#### Exercise brief
Identify the lines that contain the word "label", then copy them.

#### Provided records
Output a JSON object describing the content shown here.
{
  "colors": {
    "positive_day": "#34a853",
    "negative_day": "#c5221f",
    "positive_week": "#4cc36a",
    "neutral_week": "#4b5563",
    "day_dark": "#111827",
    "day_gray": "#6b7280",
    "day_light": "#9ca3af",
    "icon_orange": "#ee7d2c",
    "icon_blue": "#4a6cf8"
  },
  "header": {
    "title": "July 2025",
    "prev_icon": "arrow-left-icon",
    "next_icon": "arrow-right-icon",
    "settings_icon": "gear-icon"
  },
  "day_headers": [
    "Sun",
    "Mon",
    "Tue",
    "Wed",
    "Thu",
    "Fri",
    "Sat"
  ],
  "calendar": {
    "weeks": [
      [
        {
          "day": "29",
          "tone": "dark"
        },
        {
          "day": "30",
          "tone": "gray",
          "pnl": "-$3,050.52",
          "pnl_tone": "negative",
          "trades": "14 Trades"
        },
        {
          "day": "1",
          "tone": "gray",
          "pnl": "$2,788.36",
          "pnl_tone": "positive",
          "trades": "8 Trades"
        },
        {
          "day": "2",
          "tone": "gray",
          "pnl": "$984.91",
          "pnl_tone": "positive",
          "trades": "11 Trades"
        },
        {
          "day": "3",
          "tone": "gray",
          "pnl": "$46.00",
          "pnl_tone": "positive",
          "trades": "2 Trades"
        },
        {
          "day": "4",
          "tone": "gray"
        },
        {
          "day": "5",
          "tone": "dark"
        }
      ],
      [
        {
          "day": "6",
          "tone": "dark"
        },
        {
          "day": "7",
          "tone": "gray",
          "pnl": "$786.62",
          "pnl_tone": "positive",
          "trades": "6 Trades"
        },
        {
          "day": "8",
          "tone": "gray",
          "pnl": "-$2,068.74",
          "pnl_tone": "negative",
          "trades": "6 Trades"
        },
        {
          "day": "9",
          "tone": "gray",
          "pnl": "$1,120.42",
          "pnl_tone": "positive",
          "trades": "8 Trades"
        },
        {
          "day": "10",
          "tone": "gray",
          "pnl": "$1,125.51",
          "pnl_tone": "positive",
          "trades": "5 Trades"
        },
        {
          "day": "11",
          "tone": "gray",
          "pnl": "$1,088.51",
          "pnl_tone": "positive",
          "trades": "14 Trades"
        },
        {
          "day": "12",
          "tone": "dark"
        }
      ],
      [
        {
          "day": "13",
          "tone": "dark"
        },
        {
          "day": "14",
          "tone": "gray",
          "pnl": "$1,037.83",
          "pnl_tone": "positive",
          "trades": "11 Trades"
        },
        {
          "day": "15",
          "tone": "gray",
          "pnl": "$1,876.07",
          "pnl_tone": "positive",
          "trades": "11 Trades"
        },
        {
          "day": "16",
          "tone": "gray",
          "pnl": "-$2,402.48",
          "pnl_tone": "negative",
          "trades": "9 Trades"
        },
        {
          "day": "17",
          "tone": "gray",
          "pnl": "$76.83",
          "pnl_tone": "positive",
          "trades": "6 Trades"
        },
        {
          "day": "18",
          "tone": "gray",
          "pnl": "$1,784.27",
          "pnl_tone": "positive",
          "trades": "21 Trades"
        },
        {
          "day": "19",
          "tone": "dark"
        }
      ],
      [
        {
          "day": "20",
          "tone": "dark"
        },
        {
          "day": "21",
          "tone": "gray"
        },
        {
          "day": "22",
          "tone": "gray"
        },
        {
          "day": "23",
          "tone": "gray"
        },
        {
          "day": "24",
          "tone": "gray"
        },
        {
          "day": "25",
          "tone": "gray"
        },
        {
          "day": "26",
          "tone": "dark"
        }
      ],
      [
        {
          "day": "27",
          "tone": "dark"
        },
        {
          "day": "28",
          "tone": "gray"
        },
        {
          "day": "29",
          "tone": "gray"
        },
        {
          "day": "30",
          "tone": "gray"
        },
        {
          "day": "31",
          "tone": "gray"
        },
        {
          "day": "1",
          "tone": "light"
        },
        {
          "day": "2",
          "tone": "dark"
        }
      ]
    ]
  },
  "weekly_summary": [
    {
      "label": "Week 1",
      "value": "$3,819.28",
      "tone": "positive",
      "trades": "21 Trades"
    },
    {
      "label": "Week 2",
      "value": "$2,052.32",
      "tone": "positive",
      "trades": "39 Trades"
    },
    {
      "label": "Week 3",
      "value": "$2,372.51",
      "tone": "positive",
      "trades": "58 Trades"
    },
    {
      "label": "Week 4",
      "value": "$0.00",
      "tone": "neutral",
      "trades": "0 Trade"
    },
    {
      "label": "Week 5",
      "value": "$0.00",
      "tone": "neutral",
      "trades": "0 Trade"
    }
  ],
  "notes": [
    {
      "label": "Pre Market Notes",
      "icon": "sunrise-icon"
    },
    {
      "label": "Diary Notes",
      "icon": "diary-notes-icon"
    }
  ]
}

#### The output
      "label": "Week 1",
      "label": "Week 2",
      "label": "Week 3",
      "label": "Week 4",
      "label": "Week 5",
      "label": "Pre Market Notes",
      "label": "Diary Notes",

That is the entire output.